→ Problem to solve: Say how many lines hold the string "Financial", and nothing more.

→ Raw records:
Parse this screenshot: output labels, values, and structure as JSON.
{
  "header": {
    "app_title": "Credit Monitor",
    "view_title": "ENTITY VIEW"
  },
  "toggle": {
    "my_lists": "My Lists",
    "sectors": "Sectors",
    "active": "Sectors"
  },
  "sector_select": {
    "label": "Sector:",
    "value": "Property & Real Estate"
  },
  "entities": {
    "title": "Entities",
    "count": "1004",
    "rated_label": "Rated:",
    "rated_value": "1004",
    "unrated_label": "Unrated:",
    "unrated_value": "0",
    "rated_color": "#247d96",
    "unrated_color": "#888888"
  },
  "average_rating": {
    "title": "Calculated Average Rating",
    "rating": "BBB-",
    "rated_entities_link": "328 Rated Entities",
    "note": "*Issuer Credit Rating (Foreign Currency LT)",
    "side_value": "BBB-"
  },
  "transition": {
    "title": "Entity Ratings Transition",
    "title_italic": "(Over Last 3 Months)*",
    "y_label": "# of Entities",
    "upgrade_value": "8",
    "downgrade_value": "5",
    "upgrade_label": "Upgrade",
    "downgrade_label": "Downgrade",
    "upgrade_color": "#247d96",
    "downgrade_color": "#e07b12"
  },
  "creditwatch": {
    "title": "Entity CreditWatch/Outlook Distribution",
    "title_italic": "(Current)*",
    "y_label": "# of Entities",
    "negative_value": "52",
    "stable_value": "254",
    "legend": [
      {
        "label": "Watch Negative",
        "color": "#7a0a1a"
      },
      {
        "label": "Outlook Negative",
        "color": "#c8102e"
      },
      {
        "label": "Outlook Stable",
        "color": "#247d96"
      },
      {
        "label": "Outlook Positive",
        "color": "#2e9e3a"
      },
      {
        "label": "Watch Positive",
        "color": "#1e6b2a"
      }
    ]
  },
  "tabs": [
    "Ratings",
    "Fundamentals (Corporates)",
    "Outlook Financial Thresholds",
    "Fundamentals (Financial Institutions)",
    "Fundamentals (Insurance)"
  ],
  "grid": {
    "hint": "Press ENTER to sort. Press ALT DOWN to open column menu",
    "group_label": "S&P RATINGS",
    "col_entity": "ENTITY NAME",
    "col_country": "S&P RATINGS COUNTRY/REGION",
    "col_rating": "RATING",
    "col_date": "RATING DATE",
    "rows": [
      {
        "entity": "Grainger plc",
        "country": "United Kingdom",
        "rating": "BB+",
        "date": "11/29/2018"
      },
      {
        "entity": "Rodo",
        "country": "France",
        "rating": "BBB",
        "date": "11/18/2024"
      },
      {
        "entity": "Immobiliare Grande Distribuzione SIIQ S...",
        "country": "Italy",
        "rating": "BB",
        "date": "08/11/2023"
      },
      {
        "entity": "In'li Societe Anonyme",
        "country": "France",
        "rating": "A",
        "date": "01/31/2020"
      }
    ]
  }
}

→ The completed task: 2